[Extracted data entries]
═══
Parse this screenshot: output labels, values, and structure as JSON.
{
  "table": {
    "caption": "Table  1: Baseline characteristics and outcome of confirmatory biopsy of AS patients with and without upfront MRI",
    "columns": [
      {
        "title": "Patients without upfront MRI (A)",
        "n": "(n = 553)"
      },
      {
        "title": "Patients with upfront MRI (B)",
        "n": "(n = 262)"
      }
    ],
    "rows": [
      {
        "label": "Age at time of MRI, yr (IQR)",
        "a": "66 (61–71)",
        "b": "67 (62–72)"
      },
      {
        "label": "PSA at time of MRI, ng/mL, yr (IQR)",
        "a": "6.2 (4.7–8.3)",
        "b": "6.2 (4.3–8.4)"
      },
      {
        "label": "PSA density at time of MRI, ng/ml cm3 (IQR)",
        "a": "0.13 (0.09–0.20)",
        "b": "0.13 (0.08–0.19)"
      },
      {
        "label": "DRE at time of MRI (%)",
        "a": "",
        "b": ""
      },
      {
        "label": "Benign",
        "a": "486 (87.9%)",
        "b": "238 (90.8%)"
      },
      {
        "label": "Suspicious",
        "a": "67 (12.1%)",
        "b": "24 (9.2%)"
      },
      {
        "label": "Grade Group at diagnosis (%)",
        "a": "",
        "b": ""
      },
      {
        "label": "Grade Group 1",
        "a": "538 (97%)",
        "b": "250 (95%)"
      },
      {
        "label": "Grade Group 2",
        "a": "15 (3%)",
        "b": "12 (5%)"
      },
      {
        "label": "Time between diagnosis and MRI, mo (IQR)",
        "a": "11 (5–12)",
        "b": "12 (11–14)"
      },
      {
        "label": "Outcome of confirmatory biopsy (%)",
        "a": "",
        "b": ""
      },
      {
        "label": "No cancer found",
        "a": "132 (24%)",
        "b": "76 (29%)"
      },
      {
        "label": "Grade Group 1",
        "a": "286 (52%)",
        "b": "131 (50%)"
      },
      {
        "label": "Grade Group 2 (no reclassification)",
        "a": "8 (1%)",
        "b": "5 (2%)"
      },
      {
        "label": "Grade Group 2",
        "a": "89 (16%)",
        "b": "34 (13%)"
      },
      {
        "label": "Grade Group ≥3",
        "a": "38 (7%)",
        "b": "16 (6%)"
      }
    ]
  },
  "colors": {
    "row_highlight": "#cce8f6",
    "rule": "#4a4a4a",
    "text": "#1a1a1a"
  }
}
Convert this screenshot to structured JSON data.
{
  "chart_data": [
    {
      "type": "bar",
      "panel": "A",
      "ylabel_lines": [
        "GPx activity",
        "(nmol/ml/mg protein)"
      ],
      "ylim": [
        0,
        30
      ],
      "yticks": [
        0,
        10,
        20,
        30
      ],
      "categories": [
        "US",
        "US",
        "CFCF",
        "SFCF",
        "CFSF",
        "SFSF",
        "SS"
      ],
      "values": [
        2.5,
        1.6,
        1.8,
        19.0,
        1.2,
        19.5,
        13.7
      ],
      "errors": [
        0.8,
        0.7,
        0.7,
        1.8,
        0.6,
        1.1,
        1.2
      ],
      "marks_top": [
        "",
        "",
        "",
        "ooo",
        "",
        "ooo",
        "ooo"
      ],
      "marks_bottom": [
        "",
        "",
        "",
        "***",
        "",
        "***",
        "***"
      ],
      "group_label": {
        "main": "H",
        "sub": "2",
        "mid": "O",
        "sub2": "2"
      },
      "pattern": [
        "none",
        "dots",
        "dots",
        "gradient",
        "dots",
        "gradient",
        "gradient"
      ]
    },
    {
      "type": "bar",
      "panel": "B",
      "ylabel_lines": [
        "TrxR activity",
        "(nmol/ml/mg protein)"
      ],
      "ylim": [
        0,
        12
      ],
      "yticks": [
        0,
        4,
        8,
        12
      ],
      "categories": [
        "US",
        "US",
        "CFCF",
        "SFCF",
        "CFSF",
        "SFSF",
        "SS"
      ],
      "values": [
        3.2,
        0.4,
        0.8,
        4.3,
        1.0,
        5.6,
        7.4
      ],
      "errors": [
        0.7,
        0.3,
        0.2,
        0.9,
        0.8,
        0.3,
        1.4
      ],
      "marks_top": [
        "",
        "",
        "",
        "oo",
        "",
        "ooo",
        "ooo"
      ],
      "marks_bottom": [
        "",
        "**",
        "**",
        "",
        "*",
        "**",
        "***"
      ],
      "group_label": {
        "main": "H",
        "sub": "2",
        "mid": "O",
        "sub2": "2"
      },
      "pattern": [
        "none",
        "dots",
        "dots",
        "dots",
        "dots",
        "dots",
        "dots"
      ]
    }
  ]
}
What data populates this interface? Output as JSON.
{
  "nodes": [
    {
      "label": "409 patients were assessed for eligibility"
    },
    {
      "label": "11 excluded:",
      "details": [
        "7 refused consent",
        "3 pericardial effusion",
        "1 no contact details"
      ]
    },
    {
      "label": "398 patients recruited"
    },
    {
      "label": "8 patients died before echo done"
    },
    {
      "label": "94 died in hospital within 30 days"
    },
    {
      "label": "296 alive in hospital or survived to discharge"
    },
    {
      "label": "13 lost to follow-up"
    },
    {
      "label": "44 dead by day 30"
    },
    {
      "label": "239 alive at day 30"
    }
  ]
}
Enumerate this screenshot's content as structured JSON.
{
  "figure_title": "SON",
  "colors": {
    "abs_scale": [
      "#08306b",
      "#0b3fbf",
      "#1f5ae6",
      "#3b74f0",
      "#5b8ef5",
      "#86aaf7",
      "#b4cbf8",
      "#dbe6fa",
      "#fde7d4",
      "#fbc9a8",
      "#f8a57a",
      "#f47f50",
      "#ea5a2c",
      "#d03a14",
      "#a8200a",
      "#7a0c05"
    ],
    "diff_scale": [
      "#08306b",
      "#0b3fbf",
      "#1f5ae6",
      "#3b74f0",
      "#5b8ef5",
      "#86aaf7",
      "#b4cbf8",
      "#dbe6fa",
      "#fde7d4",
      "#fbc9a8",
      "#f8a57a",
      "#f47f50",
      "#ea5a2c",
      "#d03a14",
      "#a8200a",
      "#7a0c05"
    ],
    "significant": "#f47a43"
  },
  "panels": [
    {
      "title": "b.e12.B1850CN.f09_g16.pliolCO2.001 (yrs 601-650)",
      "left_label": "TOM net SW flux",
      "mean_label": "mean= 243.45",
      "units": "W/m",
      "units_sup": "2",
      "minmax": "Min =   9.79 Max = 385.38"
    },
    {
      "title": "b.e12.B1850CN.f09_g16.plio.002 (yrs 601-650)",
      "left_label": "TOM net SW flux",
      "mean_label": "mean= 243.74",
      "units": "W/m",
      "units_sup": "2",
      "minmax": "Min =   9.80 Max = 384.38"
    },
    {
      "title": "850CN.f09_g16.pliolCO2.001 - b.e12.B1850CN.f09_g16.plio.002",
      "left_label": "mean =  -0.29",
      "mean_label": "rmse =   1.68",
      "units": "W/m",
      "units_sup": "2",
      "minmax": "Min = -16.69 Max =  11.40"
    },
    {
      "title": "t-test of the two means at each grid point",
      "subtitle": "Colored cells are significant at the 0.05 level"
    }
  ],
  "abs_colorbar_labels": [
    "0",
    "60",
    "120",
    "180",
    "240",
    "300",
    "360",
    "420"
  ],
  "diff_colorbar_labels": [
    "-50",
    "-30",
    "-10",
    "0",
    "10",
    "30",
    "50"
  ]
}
═══
How many lines in the records contain the word "this"? Reply with that number only.

4